Recorded data:
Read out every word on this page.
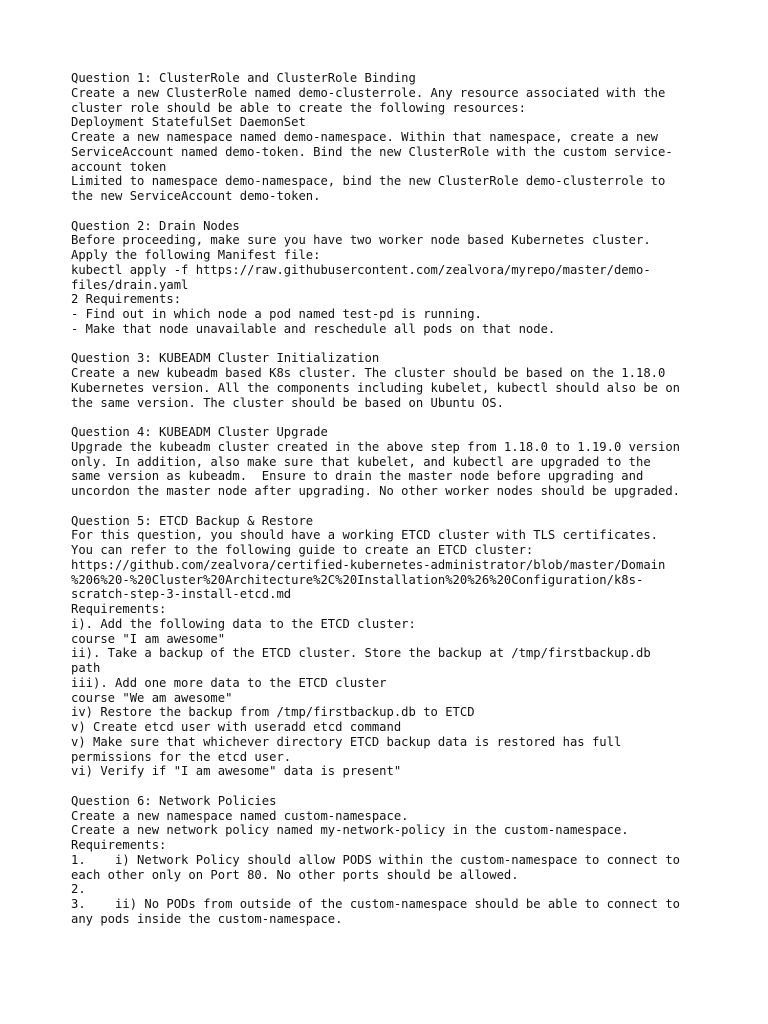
Question 1: ClusterRole and ClusterRole Binding
Create a new ClusterRole named demo-clusterrole. Any resource associated with the
cluster role should be able to create the following resources:
Deployment StatefulSet DaemonSet
Create a new namespace named demo-namespace. Within that namespace, create a new
ServiceAccount named demo-token. Bind the new ClusterRole with the custom service-
account token
Limited to namespace demo-namespace, bind the new ClusterRole demo-clusterrole to
the new ServiceAccount demo-token.
Question 2: Drain Nodes
Before proceeding, make sure you have two worker node based Kubernetes cluster.
Apply the following Manifest file:
kubectl apply -f https://raw.githubusercontent.com/zealvora/myrepo/master/demo-
files/drain.yaml
2 Requirements:
- Find out in which node a pod named test-pd is running.
- Make that node unavailable and reschedule all pods on that node.
Question 3: KUBEADM Cluster Initialization
Create a new kubeadm based K8s cluster. The cluster should be based on the 1.18.0
Kubernetes version. All the components including kubelet, kubectl should also be on
the same version. The cluster should be based on Ubuntu OS.
Question 4: KUBEADM Cluster Upgrade
Upgrade the kubeadm cluster created in the above step from 1.18.0 to 1.19.0 version
only. In addition, also make sure that kubelet, and kubectl are upgraded to the
same version as kubeadm.  Ensure to drain the master node before upgrading and
uncordon the master node after upgrading. No other worker nodes should be upgraded.
Question 5: ETCD Backup & Restore
For this question, you should have a working ETCD cluster with TLS certificates.
You can refer to the following guide to create an ETCD cluster:
https://github.com/zealvora/certified-kubernetes-administrator/blob/master/Domain
%206%20-%20Cluster%20Architecture%2C%20Installation%20%26%20Configuration/k8s-
scratch-step-3-install-etcd.md
Requirements:
i). Add the following data to the ETCD cluster:
course "I am awesome"
ii). Take a backup of the ETCD cluster. Store the backup at /tmp/firstbackup.db
path
iii). Add one more data to the ETCD cluster
course "We am awesome"
iv) Restore the backup from /tmp/firstbackup.db to ETCD
v) Create etcd user with useradd etcd command
v) Make sure that whichever directory ETCD backup data is restored has full
permissions for the etcd user.
vi) Verify if "I am awesome" data is present"
Question 6: Network Policies
Create a new namespace named custom-namespace.
Create a new network policy named my-network-policy in the custom-namespace.
Requirements:
1.    i) Network Policy should allow PODS within the custom-namespace to connect to
each other only on Port 80. No other ports should be allowed.
2.
3.    ii) No PODs from outside of the custom-namespace should be able to connect to
any pods inside the custom-namespace.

• EXERCISE: Repeat the listing in full and exactly. Do not include any images.

• PROBLEM SOLUTION:
Read out every word on this page.
Question 1: ClusterRole and ClusterRole Binding
Create a new ClusterRole named demo-clusterrole. Any resource associated with the
cluster role should be able to create the following resources:
Deployment StatefulSet DaemonSet
Create a new namespace named demo-namespace. Within that namespace, create a new
ServiceAccount named demo-token. Bind the new ClusterRole with the custom service-
account token
Limited to namespace demo-namespace, bind the new ClusterRole demo-clusterrole to
the new ServiceAccount demo-token.
Question 2: Drain Nodes
Before proceeding, make sure you have two worker node based Kubernetes cluster.
Apply the following Manifest file:
kubectl apply -f https://raw.githubusercontent.com/zealvora/myrepo/master/demo-
files/drain.yaml
2 Requirements:
- Find out in which node a pod named test-pd is running.
- Make that node unavailable and reschedule all pods on that node.
Question 3: KUBEADM Cluster Initialization
Create a new kubeadm based K8s cluster. The cluster should be based on the 1.18.0
Kubernetes version. All the components including kubelet, kubectl should also be on
the same version. The cluster should be based on Ubuntu OS.
Question 4: KUBEADM Cluster Upgrade
Upgrade the kubeadm cluster created in the above step from 1.18.0 to 1.19.0 version
only. In addition, also make sure that kubelet, and kubectl are upgraded to the
same version as kubeadm.  Ensure to drain the master node before upgrading and
uncordon the master node after upgrading. No other worker nodes should be upgraded.
Question 5: ETCD Backup & Restore
For this question, you should have a working ETCD cluster with TLS certificates.
You can refer to the following guide to create an ETCD cluster:
https://github.com/zealvora/certified-kubernetes-administrator/blob/master/Domain
%206%20-%20Cluster%20Architecture%2C%20Installation%20%26%20Configuration/k8s-
scratch-step-3-install-etcd.md
Requirements:
i). Add the following data to the ETCD cluster:
course "I am awesome"
ii). Take a backup of the ETCD cluster. Store the backup at /tmp/firstbackup.db
path
iii). Add one more data to the ETCD cluster
course "We am awesome"
iv) Restore the backup from /tmp/firstbackup.db to ETCD
v) Create etcd user with useradd etcd command
v) Make sure that whichever directory ETCD backup data is restored has full
permissions for the etcd user.
vi) Verify if "I am awesome" data is present"
Question 6: Network Policies
Create a new namespace named custom-namespace.
Create a new network policy named my-network-policy in the custom-namespace.
Requirements:
1.    i) Network Policy should allow PODS within the custom-namespace to connect to
each other only on Port 80. No other ports should be allowed.
2.
3.    ii) No PODs from outside of the custom-namespace should be able to connect to
any pods inside the custom-namespace.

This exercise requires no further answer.